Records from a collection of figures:
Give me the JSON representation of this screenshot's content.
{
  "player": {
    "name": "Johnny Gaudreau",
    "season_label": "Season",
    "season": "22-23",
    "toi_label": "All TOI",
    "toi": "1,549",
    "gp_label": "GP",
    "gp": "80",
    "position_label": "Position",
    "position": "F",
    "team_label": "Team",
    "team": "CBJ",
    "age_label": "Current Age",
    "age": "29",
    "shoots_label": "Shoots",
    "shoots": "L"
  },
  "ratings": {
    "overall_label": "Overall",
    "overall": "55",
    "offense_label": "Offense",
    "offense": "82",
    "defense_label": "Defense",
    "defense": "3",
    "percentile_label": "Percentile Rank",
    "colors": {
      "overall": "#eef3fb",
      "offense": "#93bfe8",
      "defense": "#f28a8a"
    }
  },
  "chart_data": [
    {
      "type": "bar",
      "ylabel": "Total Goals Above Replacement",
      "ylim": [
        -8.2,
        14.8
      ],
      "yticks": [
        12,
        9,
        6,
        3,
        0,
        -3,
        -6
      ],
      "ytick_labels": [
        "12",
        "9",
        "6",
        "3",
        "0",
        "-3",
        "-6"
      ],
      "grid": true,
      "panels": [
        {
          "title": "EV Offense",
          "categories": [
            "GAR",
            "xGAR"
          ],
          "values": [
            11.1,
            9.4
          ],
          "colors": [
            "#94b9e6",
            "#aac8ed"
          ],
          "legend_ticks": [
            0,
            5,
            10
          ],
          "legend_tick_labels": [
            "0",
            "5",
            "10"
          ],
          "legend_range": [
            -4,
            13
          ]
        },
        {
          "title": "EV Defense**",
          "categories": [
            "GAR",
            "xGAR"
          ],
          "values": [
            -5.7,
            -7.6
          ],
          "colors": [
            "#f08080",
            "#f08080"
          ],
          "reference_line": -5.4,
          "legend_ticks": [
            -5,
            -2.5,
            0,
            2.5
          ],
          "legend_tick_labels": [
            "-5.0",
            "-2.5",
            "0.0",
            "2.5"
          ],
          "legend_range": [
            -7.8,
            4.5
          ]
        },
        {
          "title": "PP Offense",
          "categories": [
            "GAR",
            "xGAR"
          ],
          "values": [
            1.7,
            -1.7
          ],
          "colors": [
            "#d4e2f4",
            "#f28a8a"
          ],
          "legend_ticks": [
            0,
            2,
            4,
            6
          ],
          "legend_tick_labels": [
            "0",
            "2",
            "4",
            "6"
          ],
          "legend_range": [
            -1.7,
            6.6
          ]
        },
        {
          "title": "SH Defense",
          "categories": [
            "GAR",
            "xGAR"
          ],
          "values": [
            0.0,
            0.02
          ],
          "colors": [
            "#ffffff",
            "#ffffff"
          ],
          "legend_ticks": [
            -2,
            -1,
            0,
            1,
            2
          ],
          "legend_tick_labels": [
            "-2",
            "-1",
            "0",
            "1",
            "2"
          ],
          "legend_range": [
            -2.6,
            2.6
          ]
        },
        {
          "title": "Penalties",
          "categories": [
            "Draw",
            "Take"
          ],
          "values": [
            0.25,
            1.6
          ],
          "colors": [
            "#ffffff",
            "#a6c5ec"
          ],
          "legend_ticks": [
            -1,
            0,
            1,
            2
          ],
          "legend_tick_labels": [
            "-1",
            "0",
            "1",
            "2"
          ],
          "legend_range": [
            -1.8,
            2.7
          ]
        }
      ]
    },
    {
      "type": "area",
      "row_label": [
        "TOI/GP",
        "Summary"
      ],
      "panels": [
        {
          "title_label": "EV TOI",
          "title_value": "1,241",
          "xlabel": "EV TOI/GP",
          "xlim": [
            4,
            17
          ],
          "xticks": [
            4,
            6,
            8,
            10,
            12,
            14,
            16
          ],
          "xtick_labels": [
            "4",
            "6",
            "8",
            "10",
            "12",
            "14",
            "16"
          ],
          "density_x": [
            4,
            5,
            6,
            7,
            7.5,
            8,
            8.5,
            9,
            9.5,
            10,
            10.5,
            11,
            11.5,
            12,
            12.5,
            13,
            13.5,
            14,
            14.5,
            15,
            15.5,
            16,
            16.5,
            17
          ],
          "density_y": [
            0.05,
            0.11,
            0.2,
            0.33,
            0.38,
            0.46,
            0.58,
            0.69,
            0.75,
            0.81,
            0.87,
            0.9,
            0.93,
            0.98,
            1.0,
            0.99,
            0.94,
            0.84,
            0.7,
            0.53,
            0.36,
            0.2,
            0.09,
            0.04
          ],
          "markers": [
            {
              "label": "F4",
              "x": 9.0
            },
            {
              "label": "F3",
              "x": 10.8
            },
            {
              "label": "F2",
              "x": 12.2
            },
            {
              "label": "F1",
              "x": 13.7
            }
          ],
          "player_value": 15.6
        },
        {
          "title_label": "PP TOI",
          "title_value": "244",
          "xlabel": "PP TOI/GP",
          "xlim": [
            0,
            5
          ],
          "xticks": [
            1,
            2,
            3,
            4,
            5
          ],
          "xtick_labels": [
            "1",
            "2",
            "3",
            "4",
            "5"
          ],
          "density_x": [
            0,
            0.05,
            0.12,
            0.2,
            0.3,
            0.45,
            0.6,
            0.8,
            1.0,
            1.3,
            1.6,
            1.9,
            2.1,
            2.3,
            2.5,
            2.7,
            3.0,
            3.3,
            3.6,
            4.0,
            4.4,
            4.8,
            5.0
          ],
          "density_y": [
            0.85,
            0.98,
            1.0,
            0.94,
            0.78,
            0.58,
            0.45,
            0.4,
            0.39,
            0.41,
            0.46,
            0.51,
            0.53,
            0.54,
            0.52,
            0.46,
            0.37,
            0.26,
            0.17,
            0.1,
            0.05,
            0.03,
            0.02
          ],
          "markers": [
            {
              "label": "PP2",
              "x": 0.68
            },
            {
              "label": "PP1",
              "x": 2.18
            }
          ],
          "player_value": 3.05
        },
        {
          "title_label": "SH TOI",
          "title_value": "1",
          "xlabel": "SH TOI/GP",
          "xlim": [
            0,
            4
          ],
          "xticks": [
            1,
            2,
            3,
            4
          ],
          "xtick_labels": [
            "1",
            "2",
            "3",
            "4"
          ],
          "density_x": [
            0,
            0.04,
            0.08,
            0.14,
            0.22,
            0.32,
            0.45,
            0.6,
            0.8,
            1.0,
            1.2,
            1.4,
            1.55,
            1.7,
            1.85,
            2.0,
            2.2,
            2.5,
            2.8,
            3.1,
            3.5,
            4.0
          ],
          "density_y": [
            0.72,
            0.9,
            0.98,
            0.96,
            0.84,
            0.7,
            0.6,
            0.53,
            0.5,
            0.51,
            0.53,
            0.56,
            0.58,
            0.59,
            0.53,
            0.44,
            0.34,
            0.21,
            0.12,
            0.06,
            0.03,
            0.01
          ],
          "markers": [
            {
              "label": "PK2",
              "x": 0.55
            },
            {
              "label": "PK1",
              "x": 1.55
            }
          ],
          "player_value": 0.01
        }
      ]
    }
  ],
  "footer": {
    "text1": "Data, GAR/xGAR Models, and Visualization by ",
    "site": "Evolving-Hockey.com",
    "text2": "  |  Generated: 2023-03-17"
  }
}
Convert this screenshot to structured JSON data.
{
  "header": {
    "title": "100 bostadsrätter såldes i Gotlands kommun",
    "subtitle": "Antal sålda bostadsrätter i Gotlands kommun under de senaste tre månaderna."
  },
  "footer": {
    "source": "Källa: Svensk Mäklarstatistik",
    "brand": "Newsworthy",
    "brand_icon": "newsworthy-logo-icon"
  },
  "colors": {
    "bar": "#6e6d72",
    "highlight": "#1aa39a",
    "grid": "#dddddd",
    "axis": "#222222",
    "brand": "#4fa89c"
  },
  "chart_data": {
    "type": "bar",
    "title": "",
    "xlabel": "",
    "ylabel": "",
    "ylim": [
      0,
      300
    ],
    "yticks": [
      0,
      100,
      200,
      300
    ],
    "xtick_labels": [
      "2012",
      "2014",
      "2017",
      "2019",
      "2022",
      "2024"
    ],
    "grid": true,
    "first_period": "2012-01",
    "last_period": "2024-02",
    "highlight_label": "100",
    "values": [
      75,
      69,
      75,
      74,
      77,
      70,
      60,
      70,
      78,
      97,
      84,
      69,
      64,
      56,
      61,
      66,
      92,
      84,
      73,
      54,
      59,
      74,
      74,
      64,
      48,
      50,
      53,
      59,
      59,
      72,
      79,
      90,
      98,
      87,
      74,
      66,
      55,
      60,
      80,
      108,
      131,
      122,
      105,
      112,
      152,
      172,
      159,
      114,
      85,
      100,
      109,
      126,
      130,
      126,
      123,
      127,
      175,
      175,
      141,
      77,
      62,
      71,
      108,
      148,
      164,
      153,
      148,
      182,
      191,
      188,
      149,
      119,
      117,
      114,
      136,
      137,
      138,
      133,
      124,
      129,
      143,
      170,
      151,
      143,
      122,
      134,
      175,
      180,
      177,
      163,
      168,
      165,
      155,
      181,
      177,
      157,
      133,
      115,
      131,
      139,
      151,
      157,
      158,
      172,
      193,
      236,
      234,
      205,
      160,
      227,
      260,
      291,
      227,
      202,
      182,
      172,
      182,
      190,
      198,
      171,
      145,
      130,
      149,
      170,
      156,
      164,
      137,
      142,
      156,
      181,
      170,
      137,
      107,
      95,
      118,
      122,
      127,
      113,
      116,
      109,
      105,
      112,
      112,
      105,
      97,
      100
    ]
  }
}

[Short task]
Select all lines with the word "bostadsrätter" from the entries above.

[Response below]
    "title": "100 bostadsrätter såldes i Gotlands kommun",
    "subtitle": "Antal sålda bostadsrätter i Gotlands kommun under de senaste tre månaderna."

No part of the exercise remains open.